▸ What the task requires: Your answer should be a single number: the count of lines containing the string "Académie".

(Extracted data entries)
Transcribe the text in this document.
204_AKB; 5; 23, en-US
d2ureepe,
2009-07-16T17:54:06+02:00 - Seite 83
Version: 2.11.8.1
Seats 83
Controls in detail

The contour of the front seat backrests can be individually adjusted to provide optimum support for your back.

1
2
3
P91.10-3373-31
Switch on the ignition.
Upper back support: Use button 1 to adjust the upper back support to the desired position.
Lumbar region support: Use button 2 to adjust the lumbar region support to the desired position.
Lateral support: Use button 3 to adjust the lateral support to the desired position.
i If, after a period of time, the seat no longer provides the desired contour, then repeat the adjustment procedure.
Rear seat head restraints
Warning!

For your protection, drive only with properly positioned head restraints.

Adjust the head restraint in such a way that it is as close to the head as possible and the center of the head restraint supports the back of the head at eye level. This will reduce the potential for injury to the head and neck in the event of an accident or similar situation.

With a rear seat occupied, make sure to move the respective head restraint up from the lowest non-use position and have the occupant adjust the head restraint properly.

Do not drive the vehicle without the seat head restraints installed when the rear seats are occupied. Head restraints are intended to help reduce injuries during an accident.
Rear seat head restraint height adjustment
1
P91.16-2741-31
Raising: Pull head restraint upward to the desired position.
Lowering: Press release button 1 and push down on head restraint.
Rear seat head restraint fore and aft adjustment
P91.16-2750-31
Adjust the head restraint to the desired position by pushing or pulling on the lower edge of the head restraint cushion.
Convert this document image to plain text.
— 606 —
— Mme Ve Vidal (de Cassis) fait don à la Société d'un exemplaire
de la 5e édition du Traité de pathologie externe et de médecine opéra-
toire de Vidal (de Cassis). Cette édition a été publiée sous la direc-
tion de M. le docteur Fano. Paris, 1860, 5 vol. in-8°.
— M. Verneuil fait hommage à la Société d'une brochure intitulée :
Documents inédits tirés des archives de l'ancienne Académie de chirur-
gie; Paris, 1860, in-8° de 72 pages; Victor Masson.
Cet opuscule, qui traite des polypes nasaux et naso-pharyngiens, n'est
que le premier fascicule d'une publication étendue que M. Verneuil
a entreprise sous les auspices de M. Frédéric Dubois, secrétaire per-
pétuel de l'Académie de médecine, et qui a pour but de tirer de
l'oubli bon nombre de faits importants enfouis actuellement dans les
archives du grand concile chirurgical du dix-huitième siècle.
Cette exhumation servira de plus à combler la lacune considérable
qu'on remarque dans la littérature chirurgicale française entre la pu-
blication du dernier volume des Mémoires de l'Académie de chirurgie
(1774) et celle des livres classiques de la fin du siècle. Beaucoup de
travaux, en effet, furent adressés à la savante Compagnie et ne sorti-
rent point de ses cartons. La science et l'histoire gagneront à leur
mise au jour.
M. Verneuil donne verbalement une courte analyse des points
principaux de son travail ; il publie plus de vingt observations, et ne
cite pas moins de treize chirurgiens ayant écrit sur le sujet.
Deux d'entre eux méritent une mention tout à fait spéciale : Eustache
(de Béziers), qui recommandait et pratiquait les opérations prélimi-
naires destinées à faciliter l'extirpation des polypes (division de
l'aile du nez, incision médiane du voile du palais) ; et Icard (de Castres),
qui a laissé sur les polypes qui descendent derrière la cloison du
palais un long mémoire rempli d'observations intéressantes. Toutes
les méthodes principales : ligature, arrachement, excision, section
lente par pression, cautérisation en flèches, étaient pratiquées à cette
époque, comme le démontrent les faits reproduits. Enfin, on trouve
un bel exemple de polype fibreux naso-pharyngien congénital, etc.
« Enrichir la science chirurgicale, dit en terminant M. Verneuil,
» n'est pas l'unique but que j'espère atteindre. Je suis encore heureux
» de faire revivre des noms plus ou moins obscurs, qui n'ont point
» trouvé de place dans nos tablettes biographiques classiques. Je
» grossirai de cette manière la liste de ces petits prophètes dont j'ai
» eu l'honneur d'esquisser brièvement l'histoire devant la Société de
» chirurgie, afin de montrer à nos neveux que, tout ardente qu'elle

▸ Complete answer: 3